Start of DATA FOR THE TASK

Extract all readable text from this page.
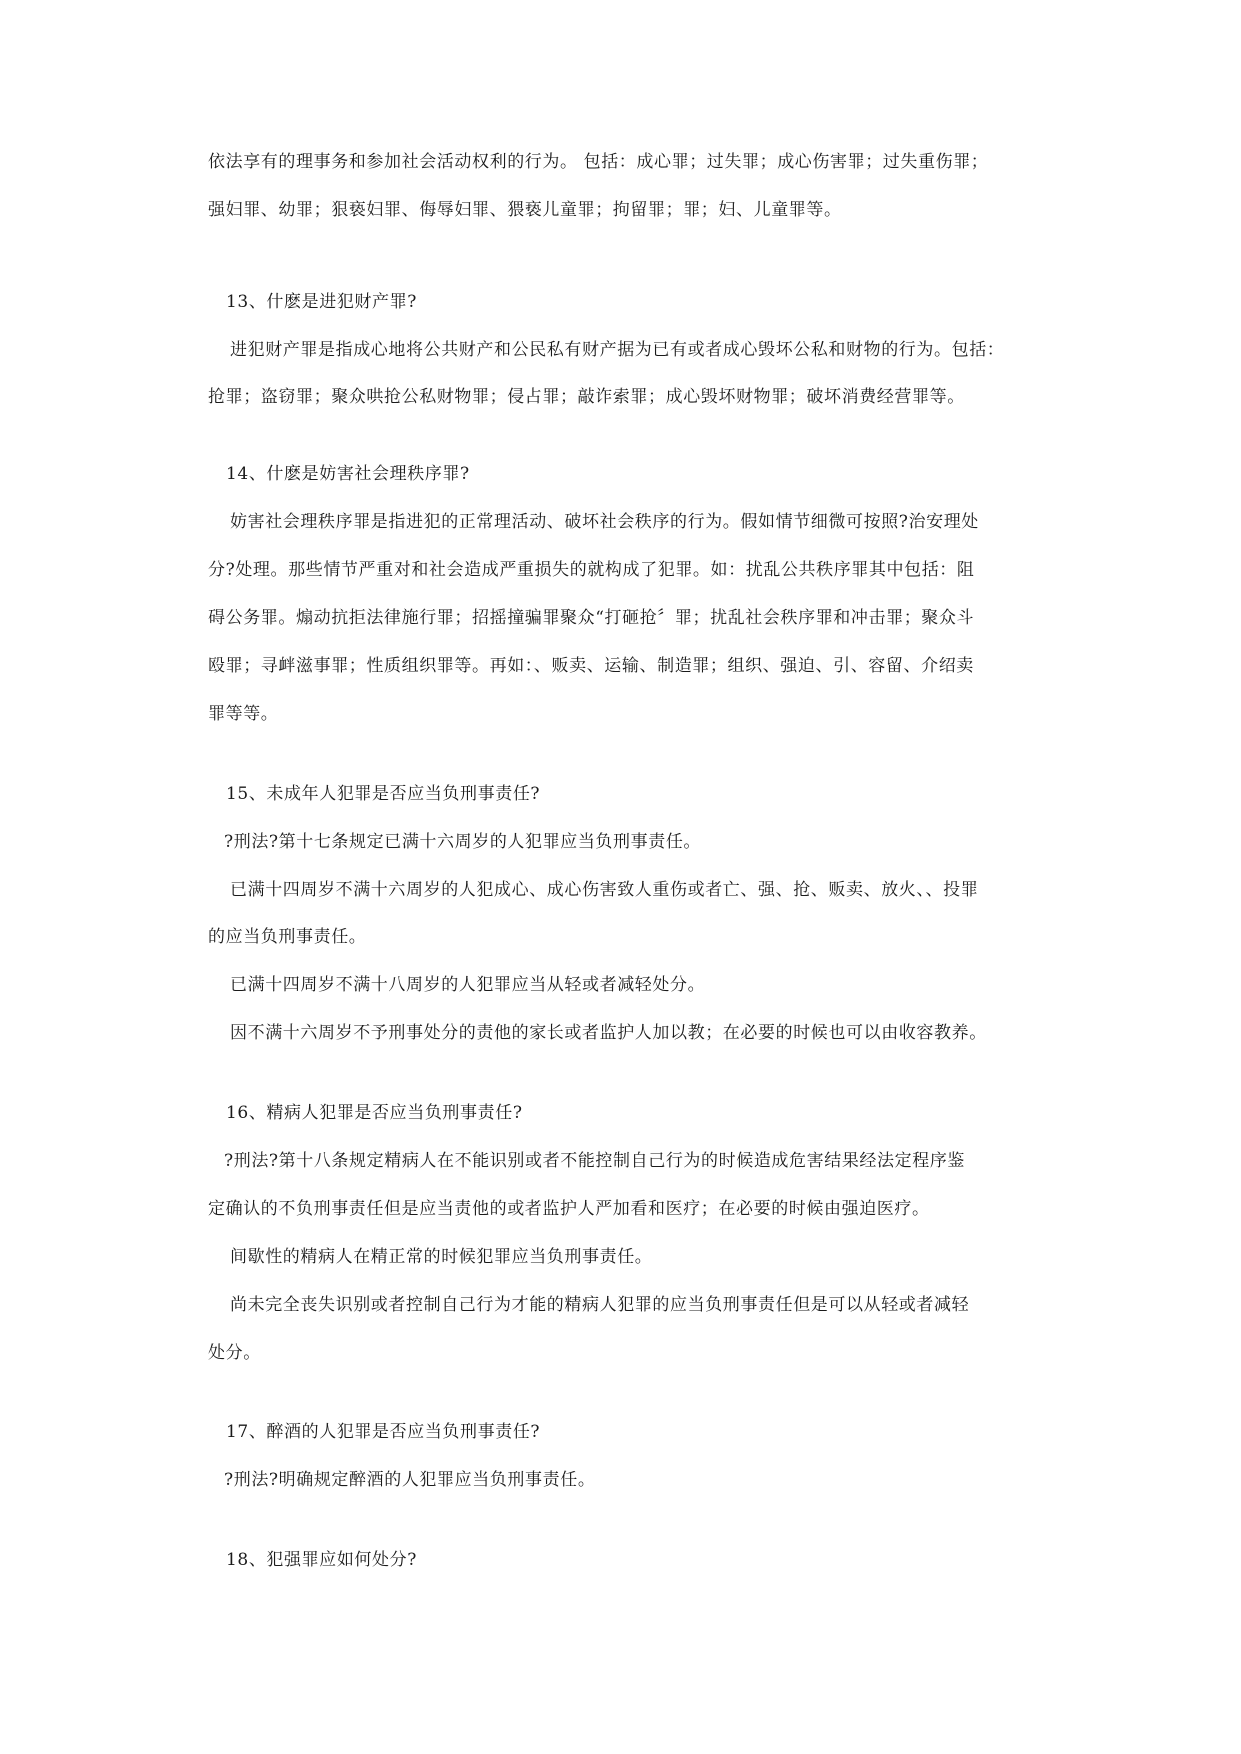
依法享有的理事务和参加社会活动权利的行为。 包括：成心罪；过失罪；成心伤害罪；过失重伤罪；
强妇罪、幼罪；狠亵妇罪、侮辱妇罪、猥亵儿童罪；拘留罪；罪；妇、儿童罪等。
13、什麽是进犯财产罪?
进犯财产罪是指成心地将公共财产和公民私有财产据为已有或者成心毁坏公私和财物的行为。包括：
抢罪；盗窃罪；聚众哄抢公私财物罪；侵占罪；敲诈索罪；成心毁坏财物罪；破坏消费经营罪等。
14、什麽是妨害社会理秩序罪?
妨害社会理秩序罪是指进犯的正常理活动、破坏社会秩序的行为。假如情节细微可按照?治安理处
分?处理。那些情节严重对和社会造成严重损失的就构成了犯罪。如：扰乱公共秩序罪其中包括：阻
碍公务罪。煽动抗拒法律施行罪；招摇撞骗罪聚众“打砸抢〞罪；扰乱社会秩序罪和冲击罪；聚众斗
殴罪；寻衅滋事罪；性质组织罪等。再如：、贩卖、运输、制造罪；组织、强迫、引、容留、介绍卖
罪等等。
15、未成年人犯罪是否应当负刑事责任?
?刑法?第十七条规定已满十六周岁的人犯罪应当负刑事责任。
已满十四周岁不满十六周岁的人犯成心、成心伤害致人重伤或者亡、强、抢、贩卖、放火、、投罪
的应当负刑事责任。
已满十四周岁不满十八周岁的人犯罪应当从轻或者减轻处分。
因不满十六周岁不予刑事处分的责他的家长或者监护人加以教；在必要的时候也可以由收容教养。
16、精病人犯罪是否应当负刑事责任?
?刑法?第十八条规定精病人在不能识别或者不能控制自己行为的时候造成危害结果经法定程序鉴
定确认的不负刑事责任但是应当责他的或者监护人严加看和医疗；在必要的时候由强迫医疗。
间歇性的精病人在精正常的时候犯罪应当负刑事责任。
尚未完全丧失识别或者控制自己行为才能的精病人犯罪的应当负刑事责任但是可以从轻或者减轻
处分。
17、醉酒的人犯罪是否应当负刑事责任?
?刑法?明确规定醉酒的人犯罪应当负刑事责任。
18、犯强罪应如何处分?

End of DATA FOR THE TASK

YOUR GOAL: Exclude all images and restate the records above word for word.

RESULT OF THE EXERCISE:
Extract all readable text from this page.
依法享有的理事务和参加社会活动权利的行为。 包括：成心罪；过失罪；成心伤害罪；过失重伤罪；
强妇罪、幼罪；狠亵妇罪、侮辱妇罪、猥亵儿童罪；拘留罪；罪；妇、儿童罪等。
13、什麽是进犯财产罪?
进犯财产罪是指成心地将公共财产和公民私有财产据为已有或者成心毁坏公私和财物的行为。包括：
抢罪；盗窃罪；聚众哄抢公私财物罪；侵占罪；敲诈索罪；成心毁坏财物罪；破坏消费经营罪等。
14、什麽是妨害社会理秩序罪?
妨害社会理秩序罪是指进犯的正常理活动、破坏社会秩序的行为。假如情节细微可按照?治安理处
分?处理。那些情节严重对和社会造成严重损失的就构成了犯罪。如：扰乱公共秩序罪其中包括：阻
碍公务罪。煽动抗拒法律施行罪；招摇撞骗罪聚众“打砸抢〞罪；扰乱社会秩序罪和冲击罪；聚众斗
殴罪；寻衅滋事罪；性质组织罪等。再如：、贩卖、运输、制造罪；组织、强迫、引、容留、介绍卖
罪等等。
15、未成年人犯罪是否应当负刑事责任?
?刑法?第十七条规定已满十六周岁的人犯罪应当负刑事责任。
已满十四周岁不满十六周岁的人犯成心、成心伤害致人重伤或者亡、强、抢、贩卖、放火、、投罪
的应当负刑事责任。
已满十四周岁不满十八周岁的人犯罪应当从轻或者减轻处分。
因不满十六周岁不予刑事处分的责他的家长或者监护人加以教；在必要的时候也可以由收容教养。
16、精病人犯罪是否应当负刑事责任?
?刑法?第十八条规定精病人在不能识别或者不能控制自己行为的时候造成危害结果经法定程序鉴
定确认的不负刑事责任但是应当责他的或者监护人严加看和医疗；在必要的时候由强迫医疗。
间歇性的精病人在精正常的时候犯罪应当负刑事责任。
尚未完全丧失识别或者控制自己行为才能的精病人犯罪的应当负刑事责任但是可以从轻或者减轻
处分。
17、醉酒的人犯罪是否应当负刑事责任?
?刑法?明确规定醉酒的人犯罪应当负刑事责任。
18、犯强罪应如何处分?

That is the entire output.